AIM OF THE TASK = Will you extract the entries word for word? Images should not appear in the copy.

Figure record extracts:
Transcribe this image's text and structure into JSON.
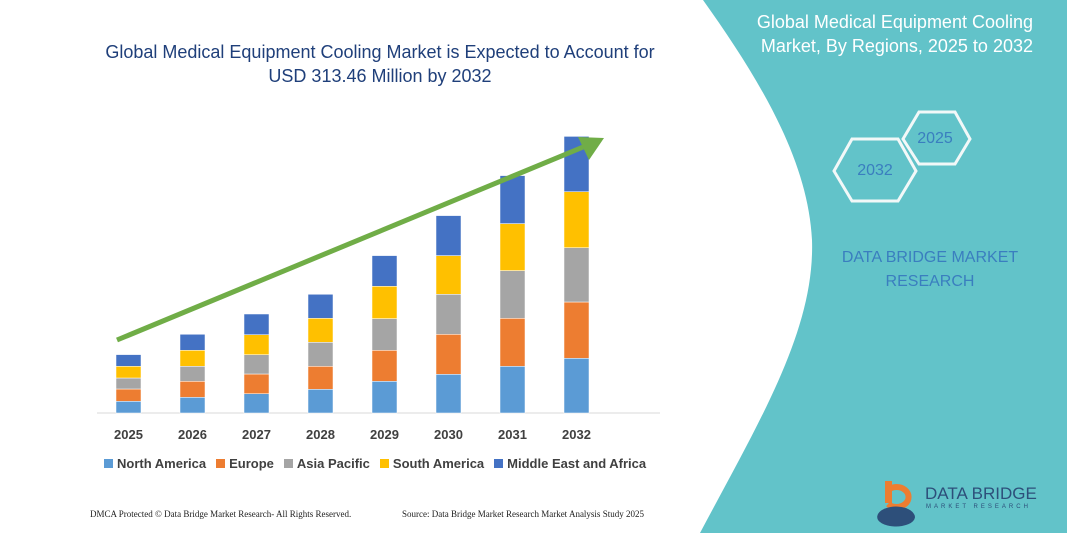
{
  "chart_data": {
    "type": "bar",
    "stacked": true,
    "title": "Global Medical Equipment Cooling Market is Expected to Account for USD 313.46 Million by 2032",
    "categories": [
      "2025",
      "2026",
      "2027",
      "2028",
      "2029",
      "2030",
      "2031",
      "2032"
    ],
    "series": [
      {
        "name": "North America",
        "color": "#5B9BD5",
        "values": [
          11.7,
          15.7,
          19.3,
          23.7,
          31.7,
          38.7,
          46.7,
          54.7
        ]
      },
      {
        "name": "Europe",
        "color": "#ED7D31",
        "values": [
          12.3,
          16,
          19.7,
          23,
          31,
          40,
          48,
          56.3
        ]
      },
      {
        "name": "Asia Pacific",
        "color": "#A5A5A5",
        "values": [
          11,
          15,
          19.3,
          24,
          31.7,
          40,
          47.7,
          54.3
        ]
      },
      {
        "name": "South America",
        "color": "#FFC000",
        "values": [
          11.7,
          16,
          20,
          24,
          32.3,
          38.7,
          47,
          56
        ]
      },
      {
        "name": "Middle East and Africa",
        "color": "#4472C4",
        "values": [
          11.7,
          16,
          20.7,
          24,
          30.7,
          40,
          48,
          55.3
        ]
      }
    ],
    "legend": "bottom",
    "grid": false,
    "trend_arrow_color": "#70AD47"
  },
  "side": {
    "title_line1": "Global Medical Equipment Cooling",
    "title_line2": "Market, By Regions, 2025 to 2032",
    "hex1": "2025",
    "hex2": "2032",
    "brand_line1": "DATA BRIDGE MARKET",
    "brand_line2": "RESEARCH",
    "panel_color": "#62C3C9"
  },
  "logo": {
    "name": "DATA BRIDGE",
    "sub": "MARKET RESEARCH"
  },
  "footer": {
    "left": "DMCA Protected © Data Bridge Market Research- All Rights Reserved.",
    "right": "Source: Data Bridge Market Research Market Analysis Study 2025"
  }
}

FINISHED EXERCISE =
Transcribe this image's text and structure into JSON.
{
  "chart_data": {
    "type": "bar",
    "stacked": true,
    "title": "Global Medical Equipment Cooling Market is Expected to Account for USD 313.46 Million by 2032",
    "categories": [
      "2025",
      "2026",
      "2027",
      "2028",
      "2029",
      "2030",
      "2031",
      "2032"
    ],
    "series": [
      {
        "name": "North America",
        "color": "#5B9BD5",
        "values": [
          11.7,
          15.7,
          19.3,
          23.7,
          31.7,
          38.7,
          46.7,
          54.7
        ]
      },
      {
        "name": "Europe",
        "color": "#ED7D31",
        "values": [
          12.3,
          16,
          19.7,
          23,
          31,
          40,
          48,
          56.3
        ]
      },
      {
        "name": "Asia Pacific",
        "color": "#A5A5A5",
        "values": [
          11,
          15,
          19.3,
          24,
          31.7,
          40,
          47.7,
          54.3
        ]
      },
      {
        "name": "South America",
        "color": "#FFC000",
        "values": [
          11.7,
          16,
          20,
          24,
          32.3,
          38.7,
          47,
          56
        ]
      },
      {
        "name": "Middle East and Africa",
        "color": "#4472C4",
        "values": [
          11.7,
          16,
          20.7,
          24,
          30.7,
          40,
          48,
          55.3
        ]
      }
    ],
    "legend": "bottom",
    "grid": false,
    "trend_arrow_color": "#70AD47"
  },
  "side": {
    "title_line1": "Global Medical Equipment Cooling",
    "title_line2": "Market, By Regions, 2025 to 2032",
    "hex1": "2025",
    "hex2": "2032",
    "brand_line1": "DATA BRIDGE MARKET",
    "brand_line2": "RESEARCH",
    "panel_color": "#62C3C9"
  },
  "logo": {
    "name": "DATA BRIDGE",
    "sub": "MARKET RESEARCH"
  },
  "footer": {
    "left": "DMCA Protected © Data Bridge Market Research- All Rights Reserved.",
    "right": "Source: Data Bridge Market Research Market Analysis Study 2025"
  }
}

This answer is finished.